### Data listing
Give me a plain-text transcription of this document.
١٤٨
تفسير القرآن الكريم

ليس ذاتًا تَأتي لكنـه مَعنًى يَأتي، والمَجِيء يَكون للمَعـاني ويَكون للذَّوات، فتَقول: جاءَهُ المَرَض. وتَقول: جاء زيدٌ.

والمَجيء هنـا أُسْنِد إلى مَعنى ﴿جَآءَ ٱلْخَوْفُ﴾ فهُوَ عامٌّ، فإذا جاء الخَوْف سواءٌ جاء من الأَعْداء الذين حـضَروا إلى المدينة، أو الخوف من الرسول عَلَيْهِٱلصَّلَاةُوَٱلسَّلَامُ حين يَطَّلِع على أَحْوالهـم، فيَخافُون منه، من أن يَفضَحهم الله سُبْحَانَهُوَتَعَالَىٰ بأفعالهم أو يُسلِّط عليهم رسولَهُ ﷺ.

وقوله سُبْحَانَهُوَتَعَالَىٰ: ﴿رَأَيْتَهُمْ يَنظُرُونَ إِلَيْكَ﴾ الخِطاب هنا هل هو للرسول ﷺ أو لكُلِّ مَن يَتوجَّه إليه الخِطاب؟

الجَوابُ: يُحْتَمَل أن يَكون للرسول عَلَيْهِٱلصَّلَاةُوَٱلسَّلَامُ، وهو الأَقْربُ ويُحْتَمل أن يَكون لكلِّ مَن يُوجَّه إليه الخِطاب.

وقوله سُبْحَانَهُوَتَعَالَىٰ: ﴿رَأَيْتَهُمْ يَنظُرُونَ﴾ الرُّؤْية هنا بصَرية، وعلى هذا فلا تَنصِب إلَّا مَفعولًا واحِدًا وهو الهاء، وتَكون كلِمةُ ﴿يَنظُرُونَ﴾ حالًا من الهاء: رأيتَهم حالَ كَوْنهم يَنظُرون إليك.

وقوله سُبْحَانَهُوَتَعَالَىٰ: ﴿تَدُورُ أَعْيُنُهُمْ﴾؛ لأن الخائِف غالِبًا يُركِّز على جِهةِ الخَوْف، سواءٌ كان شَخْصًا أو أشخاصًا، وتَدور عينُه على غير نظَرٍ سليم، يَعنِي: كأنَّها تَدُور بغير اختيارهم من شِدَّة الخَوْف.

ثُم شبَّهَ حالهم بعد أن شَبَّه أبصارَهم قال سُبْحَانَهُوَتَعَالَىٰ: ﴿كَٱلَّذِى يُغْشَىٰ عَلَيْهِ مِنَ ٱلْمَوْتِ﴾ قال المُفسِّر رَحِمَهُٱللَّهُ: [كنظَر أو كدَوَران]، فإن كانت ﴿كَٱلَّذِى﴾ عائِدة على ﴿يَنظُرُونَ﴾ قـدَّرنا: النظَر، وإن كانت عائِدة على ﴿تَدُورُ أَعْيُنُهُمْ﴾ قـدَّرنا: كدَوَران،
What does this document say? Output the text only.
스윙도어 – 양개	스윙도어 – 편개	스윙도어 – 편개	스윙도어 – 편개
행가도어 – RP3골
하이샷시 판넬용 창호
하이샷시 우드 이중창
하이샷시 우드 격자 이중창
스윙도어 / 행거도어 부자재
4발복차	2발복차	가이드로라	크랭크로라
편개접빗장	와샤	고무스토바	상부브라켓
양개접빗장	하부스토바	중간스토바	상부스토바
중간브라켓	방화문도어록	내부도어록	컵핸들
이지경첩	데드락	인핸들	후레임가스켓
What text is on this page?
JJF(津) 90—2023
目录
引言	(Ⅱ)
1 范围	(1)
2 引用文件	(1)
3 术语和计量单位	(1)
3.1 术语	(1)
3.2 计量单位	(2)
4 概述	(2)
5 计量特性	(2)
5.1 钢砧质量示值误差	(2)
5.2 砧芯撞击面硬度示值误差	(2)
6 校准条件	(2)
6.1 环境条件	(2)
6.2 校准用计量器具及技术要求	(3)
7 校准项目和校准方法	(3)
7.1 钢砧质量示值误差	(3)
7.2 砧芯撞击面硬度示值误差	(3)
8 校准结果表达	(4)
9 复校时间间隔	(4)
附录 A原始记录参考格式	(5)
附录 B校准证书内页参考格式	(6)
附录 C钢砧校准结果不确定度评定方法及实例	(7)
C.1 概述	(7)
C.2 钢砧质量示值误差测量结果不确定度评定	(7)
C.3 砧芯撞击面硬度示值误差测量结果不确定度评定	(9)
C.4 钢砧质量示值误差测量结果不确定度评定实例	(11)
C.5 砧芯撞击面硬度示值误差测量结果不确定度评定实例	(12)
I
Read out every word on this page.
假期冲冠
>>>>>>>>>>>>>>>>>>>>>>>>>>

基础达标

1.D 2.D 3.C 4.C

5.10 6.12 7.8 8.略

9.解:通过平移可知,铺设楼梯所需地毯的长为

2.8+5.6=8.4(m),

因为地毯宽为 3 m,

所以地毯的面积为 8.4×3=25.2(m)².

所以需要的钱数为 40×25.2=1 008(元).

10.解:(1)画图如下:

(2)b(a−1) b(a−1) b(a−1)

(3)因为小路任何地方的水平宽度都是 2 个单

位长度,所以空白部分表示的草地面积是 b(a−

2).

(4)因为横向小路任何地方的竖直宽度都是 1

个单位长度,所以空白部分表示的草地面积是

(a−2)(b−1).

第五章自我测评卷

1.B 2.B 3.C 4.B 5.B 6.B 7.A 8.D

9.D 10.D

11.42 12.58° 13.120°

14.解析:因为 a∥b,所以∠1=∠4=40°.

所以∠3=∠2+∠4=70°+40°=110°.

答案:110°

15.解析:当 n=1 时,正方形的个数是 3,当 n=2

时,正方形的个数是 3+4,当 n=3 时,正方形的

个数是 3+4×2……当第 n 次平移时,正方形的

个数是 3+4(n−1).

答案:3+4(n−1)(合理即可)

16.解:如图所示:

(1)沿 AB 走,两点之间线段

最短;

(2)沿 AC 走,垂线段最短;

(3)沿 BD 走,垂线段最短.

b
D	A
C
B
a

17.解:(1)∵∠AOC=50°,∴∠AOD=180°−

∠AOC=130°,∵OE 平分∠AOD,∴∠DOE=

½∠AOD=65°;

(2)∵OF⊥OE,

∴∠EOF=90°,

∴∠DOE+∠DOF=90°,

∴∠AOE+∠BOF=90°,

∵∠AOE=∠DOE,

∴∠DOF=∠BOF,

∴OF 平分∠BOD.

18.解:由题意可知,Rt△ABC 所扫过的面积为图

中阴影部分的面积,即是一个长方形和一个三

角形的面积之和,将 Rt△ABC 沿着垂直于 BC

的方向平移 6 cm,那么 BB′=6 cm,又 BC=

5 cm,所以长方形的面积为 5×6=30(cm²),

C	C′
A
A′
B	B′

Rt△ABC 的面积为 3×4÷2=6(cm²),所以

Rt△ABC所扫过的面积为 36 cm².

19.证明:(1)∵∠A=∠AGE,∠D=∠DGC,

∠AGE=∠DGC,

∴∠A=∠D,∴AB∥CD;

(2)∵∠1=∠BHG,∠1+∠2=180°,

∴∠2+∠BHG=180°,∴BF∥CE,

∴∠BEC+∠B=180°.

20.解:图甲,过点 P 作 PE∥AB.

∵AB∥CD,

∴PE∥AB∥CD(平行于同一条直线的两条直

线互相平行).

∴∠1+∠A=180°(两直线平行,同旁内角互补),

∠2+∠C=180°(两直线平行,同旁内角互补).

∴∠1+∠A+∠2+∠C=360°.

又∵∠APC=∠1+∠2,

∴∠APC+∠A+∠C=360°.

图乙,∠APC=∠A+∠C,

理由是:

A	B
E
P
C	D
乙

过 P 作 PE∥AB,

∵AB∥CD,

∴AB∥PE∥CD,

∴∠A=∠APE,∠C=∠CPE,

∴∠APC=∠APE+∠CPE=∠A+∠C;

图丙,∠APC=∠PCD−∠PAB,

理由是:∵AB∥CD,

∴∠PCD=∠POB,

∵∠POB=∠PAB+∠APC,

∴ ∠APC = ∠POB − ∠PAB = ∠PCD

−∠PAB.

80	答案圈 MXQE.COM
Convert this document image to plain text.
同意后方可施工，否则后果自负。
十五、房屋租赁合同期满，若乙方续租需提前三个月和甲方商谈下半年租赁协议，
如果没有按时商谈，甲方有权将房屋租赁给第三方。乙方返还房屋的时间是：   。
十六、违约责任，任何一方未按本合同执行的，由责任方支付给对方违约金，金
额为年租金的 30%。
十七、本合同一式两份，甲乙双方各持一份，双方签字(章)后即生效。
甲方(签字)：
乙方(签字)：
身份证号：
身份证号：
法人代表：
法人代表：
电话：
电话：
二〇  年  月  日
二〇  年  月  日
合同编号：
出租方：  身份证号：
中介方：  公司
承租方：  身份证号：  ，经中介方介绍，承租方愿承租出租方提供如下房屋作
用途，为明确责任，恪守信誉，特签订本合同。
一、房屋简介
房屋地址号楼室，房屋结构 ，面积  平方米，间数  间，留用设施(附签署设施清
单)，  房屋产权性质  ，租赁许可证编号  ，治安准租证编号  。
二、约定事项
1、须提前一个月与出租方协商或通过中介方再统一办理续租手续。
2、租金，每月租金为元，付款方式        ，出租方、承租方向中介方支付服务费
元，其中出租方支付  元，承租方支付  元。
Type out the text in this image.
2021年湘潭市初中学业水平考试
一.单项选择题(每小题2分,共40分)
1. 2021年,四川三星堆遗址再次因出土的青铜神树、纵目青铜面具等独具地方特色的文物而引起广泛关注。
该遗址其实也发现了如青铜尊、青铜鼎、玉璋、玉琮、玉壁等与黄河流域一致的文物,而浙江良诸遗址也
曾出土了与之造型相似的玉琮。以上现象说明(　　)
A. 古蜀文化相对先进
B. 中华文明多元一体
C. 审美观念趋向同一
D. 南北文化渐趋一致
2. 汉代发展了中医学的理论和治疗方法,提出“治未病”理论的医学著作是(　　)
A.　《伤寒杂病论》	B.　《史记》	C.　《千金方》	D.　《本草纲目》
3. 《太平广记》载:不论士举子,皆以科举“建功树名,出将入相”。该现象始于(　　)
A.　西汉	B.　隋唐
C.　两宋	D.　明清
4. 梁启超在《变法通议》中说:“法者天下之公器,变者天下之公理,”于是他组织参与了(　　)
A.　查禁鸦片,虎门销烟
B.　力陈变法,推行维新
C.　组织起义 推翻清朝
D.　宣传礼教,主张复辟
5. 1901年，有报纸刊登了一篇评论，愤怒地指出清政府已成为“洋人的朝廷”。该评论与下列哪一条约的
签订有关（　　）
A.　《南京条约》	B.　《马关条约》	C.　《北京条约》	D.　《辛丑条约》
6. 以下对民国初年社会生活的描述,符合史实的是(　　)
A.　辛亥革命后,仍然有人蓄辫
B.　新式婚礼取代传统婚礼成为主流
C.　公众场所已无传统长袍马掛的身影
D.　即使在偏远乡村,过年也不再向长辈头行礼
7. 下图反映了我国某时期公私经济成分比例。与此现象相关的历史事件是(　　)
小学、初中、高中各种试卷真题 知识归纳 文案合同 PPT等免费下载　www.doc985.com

### Work required
Among the entries above, how many lines include the word "스윙도어"? Give the number with no comment.

### The result
2